Data entries:
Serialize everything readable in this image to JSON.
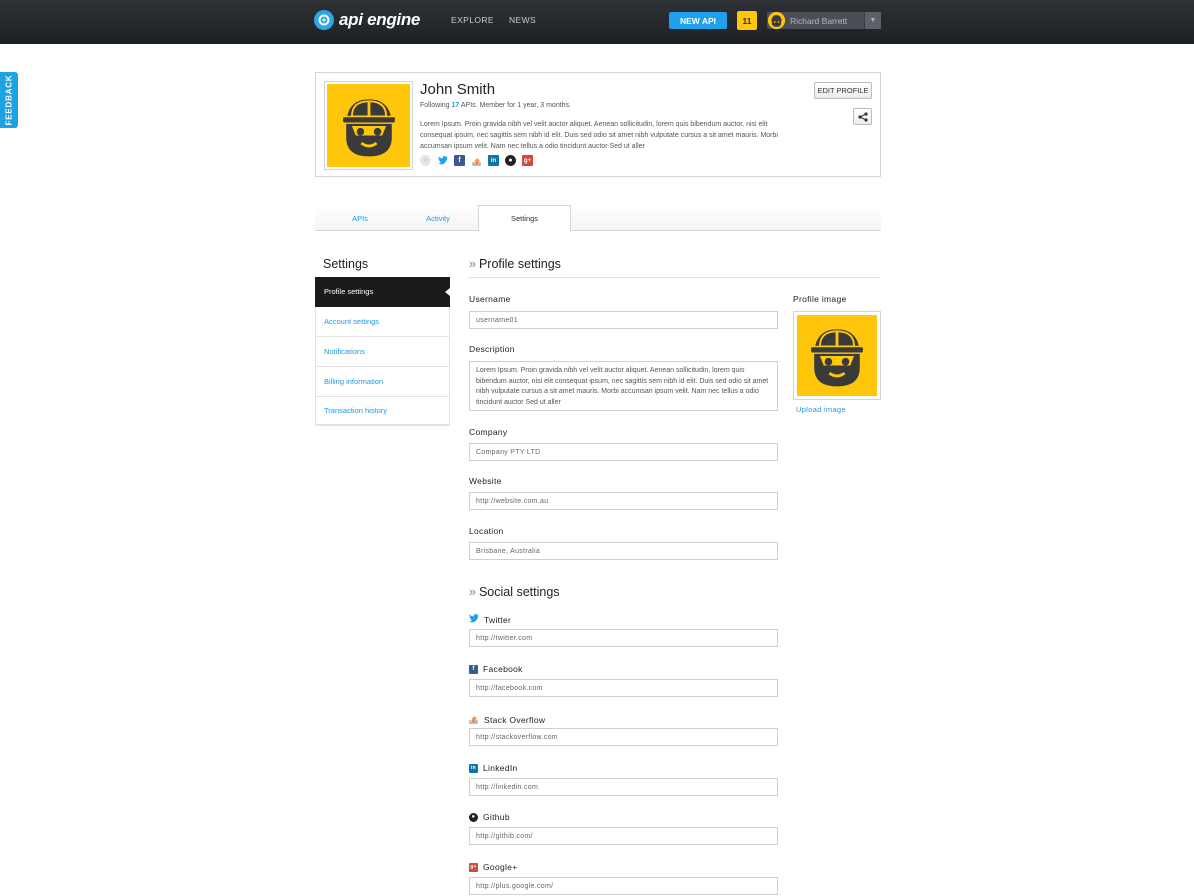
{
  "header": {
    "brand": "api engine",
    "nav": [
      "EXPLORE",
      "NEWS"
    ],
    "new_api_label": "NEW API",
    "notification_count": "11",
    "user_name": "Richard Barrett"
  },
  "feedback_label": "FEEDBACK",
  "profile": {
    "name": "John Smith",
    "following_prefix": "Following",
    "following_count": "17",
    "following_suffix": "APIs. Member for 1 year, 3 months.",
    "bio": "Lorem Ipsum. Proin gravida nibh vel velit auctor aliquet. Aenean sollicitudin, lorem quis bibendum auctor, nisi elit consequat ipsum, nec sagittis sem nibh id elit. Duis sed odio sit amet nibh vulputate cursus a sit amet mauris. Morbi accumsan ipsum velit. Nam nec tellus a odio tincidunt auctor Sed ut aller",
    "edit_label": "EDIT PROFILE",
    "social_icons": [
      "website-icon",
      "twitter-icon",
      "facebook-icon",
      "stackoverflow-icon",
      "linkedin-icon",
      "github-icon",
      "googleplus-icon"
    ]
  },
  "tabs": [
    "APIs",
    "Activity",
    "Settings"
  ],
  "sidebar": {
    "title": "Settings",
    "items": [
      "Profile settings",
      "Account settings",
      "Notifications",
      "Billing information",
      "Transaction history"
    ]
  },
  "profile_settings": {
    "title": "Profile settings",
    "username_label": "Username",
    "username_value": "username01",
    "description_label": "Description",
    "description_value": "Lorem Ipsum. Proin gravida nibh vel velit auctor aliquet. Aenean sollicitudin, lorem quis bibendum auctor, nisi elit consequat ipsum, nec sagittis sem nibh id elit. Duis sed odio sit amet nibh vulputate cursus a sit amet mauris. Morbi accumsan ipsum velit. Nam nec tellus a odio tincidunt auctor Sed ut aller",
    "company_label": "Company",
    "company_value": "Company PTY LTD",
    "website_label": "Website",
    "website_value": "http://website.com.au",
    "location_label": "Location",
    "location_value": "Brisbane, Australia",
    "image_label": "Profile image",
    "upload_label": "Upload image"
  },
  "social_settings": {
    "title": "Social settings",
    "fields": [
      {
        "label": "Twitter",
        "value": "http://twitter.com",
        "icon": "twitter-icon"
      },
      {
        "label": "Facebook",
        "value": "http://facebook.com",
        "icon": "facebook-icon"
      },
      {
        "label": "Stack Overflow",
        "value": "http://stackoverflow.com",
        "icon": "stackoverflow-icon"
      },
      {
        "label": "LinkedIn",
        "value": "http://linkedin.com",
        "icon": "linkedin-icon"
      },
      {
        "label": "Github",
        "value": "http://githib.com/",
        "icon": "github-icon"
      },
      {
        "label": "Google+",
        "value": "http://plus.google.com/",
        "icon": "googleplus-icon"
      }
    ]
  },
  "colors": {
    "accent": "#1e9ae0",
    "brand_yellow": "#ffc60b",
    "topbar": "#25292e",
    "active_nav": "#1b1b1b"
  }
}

Exercise goal:
Going through the entries above line by line, work out how many lines include the word "Company". Only the number is required.

The answer:
2